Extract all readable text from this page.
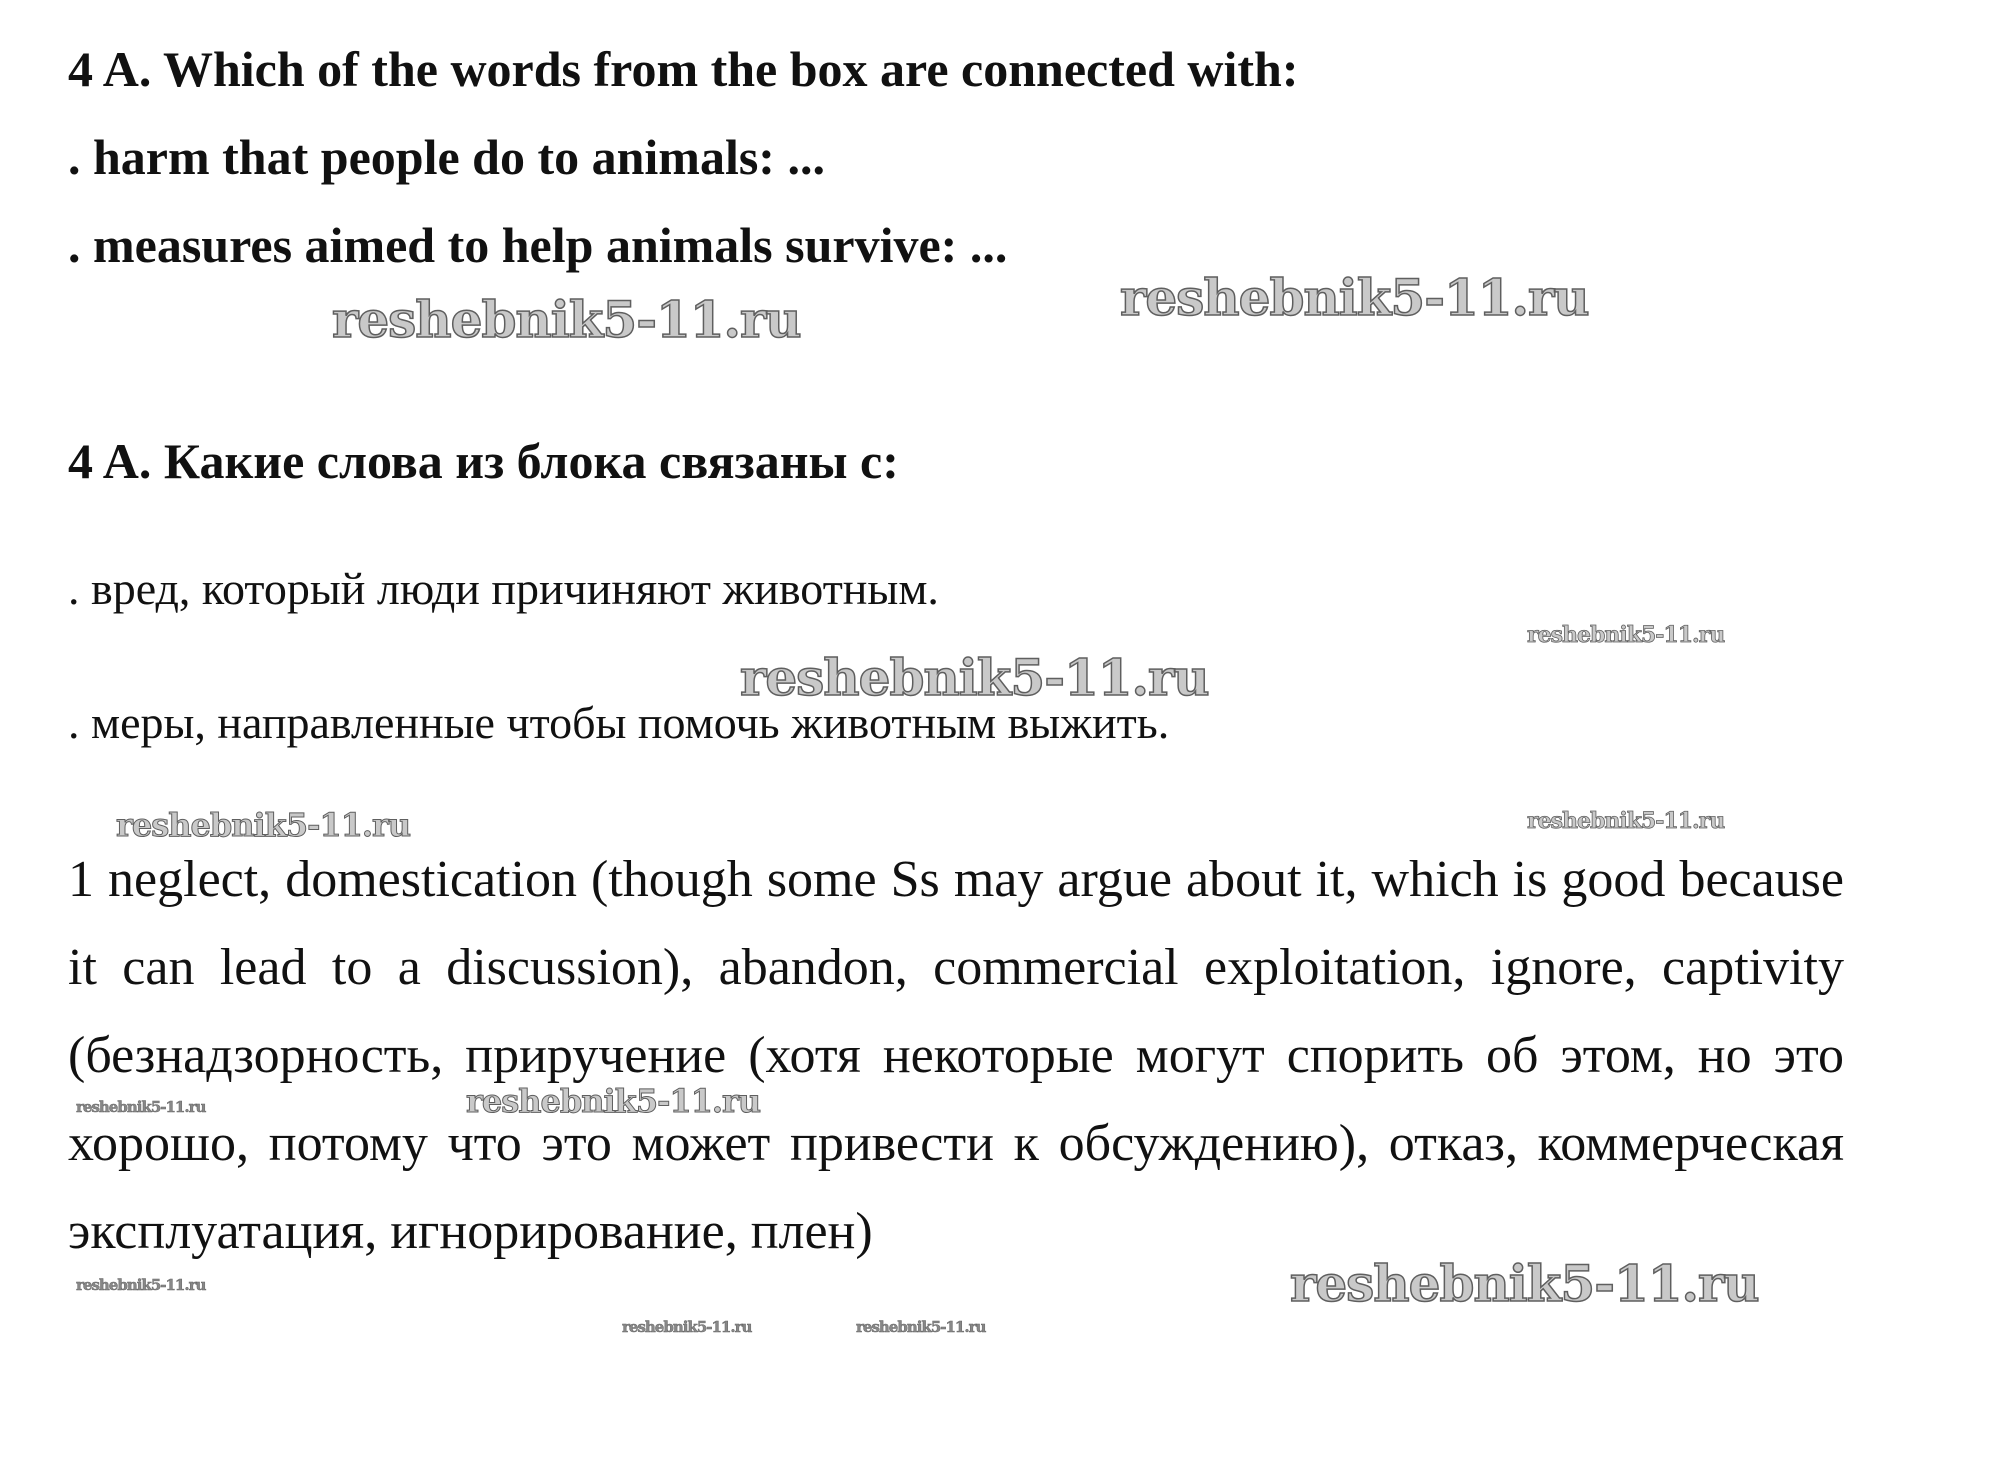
4 A. Which of the words from the box are connected with:
. harm that people do to animals: ...
. measures aimed to help animals survive: ...
4 A. Какие слова из блока связаны с:
. вред, который люди причиняют животным.
. меры, направленные чтобы помочь животным выжить.
1 neglect, domestication (though some Ss may argue about it, which is good because it can lead to a discussion), abandon, commercial exploitation, ignore, captivity (безнадзорность, приручение (хотя некоторые могут спорить об этом, но это хорошо, потому что это может привести к обсуждению), отказ, коммерческая эксплуатация, игнорирование, плен)
reshebnik5-11.ru	reshebnik5-11.ru
reshebnik5-11.ru
reshebnik5-11.ru
reshebnik5-11.ru	reshebnik5-11.ru
reshebnik5-11.ru	reshebnik5-11.ru
reshebnik5-11.ru
reshebnik5-11.ru
reshebnik5-11.ru	reshebnik5-11.ru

++++++

= SHORT PROBLEM =
Using the material above, return every line exactly as it appears, minus the pictures.

= EXPECTED ANSWER =
Extract all readable text from this page.
4 A. Which of the words from the box are connected with:
. harm that people do to animals: ...
. measures aimed to help animals survive: ...
4 A. Какие слова из блока связаны с:
. вред, который люди причиняют животным.
. меры, направленные чтобы помочь животным выжить.
1 neglect, domestication (though some Ss may argue about it, which is good because it can lead to a discussion), abandon, commercial exploitation, ignore, captivity (безнадзорность, приручение (хотя некоторые могут спорить об этом, но это хорошо, потому что это может привести к обсуждению), отказ, коммерческая эксплуатация, игнорирование, плен)
reshebnik5-11.ru	reshebnik5-11.ru
reshebnik5-11.ru
reshebnik5-11.ru
reshebnik5-11.ru	reshebnik5-11.ru
reshebnik5-11.ru	reshebnik5-11.ru
reshebnik5-11.ru
reshebnik5-11.ru
reshebnik5-11.ru	reshebnik5-11.ru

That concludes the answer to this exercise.